• Aim: Filter these entries so that only lines with the word "will" remain.

<<<<

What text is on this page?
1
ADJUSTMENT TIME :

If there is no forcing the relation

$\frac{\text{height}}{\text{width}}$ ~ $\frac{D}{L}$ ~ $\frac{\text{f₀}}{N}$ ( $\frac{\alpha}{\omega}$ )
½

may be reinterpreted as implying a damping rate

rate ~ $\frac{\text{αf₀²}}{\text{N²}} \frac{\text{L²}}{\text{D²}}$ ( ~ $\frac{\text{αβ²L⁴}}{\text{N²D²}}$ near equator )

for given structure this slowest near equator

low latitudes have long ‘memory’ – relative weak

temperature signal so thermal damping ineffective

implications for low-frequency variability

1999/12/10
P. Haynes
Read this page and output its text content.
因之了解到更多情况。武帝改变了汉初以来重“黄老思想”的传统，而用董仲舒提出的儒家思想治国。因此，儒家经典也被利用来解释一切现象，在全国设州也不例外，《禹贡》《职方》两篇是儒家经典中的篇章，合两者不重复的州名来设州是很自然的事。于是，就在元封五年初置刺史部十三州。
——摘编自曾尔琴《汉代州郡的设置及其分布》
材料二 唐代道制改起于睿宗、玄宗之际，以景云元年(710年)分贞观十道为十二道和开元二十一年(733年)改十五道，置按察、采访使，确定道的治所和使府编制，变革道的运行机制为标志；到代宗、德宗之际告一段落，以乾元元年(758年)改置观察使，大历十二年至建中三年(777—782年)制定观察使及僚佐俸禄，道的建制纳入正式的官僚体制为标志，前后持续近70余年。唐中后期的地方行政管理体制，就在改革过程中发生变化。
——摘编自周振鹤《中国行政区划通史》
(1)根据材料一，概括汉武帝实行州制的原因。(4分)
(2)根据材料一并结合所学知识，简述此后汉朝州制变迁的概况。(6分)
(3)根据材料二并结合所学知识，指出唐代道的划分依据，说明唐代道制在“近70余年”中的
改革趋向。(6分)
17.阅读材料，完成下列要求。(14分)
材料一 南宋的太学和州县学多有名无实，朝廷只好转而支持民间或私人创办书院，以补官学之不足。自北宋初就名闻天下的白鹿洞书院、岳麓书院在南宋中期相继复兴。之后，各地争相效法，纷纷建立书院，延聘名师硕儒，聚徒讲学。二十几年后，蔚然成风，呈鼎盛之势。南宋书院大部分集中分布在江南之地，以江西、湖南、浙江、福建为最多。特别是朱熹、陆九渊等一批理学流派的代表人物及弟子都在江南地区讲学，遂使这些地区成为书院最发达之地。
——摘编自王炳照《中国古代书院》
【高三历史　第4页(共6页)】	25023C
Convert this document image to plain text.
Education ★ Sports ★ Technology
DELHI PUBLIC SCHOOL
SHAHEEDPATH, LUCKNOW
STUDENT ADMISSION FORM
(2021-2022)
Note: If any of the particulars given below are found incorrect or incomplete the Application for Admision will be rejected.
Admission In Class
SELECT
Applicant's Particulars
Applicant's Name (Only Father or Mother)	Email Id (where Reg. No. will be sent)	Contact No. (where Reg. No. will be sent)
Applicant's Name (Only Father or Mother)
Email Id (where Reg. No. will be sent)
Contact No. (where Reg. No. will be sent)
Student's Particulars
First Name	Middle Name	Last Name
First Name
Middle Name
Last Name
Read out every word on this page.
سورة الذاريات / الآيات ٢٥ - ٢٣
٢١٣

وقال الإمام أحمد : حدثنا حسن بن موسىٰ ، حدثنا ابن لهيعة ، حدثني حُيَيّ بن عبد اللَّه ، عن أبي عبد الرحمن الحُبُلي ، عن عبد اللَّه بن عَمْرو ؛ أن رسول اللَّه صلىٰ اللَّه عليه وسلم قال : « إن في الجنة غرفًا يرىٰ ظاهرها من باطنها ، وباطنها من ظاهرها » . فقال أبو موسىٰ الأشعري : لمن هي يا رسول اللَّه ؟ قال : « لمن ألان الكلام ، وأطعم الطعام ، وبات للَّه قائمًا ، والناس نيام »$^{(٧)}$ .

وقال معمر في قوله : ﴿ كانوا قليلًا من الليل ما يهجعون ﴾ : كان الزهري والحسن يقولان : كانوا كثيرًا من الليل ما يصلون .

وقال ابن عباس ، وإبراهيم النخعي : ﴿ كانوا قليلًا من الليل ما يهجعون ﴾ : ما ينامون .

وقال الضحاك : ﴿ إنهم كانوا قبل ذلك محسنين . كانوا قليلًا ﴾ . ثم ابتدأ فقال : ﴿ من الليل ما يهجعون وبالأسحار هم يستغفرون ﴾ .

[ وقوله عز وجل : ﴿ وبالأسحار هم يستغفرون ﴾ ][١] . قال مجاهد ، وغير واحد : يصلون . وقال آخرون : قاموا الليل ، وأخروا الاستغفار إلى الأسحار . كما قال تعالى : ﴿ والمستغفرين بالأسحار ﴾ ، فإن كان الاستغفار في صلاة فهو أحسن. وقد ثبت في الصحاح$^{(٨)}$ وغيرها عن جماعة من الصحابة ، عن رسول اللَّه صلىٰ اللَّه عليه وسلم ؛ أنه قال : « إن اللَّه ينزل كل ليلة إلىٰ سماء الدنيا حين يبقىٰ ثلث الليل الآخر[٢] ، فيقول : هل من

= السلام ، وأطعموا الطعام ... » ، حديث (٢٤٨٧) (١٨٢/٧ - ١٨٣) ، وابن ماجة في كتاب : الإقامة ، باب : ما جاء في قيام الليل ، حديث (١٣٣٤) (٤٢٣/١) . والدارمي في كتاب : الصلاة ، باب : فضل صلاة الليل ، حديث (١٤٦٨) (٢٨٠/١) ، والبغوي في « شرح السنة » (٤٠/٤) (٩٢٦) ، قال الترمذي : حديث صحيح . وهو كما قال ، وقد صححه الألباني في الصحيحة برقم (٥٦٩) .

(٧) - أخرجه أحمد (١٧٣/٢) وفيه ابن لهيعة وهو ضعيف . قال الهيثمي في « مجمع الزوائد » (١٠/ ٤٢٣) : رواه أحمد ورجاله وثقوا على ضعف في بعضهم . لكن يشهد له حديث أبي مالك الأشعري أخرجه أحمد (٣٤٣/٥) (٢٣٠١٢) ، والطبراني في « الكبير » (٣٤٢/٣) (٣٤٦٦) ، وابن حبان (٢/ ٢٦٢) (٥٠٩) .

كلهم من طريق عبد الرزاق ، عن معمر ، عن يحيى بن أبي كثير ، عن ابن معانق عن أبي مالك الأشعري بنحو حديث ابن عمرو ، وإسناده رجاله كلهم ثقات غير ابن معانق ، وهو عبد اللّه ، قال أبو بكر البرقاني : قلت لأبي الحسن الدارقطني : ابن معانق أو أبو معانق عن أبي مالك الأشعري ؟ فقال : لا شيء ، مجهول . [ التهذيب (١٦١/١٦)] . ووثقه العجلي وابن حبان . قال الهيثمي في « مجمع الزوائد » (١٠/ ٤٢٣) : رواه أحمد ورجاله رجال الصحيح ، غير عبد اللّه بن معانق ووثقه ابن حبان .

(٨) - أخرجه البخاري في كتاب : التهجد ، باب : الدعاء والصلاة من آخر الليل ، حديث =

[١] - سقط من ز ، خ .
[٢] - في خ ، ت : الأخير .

>>>>

• The answer:
Note: If any of the particulars given below are found incorrect or incomplete the Application for Admision will be rejected.
Applicant's Name (Only Father or Mother)	Email Id (where Reg. No. will be sent)	Contact No. (where Reg. No. will be sent)
Email Id (where Reg. No. will be sent)
Contact No. (where Reg. No. will be sent)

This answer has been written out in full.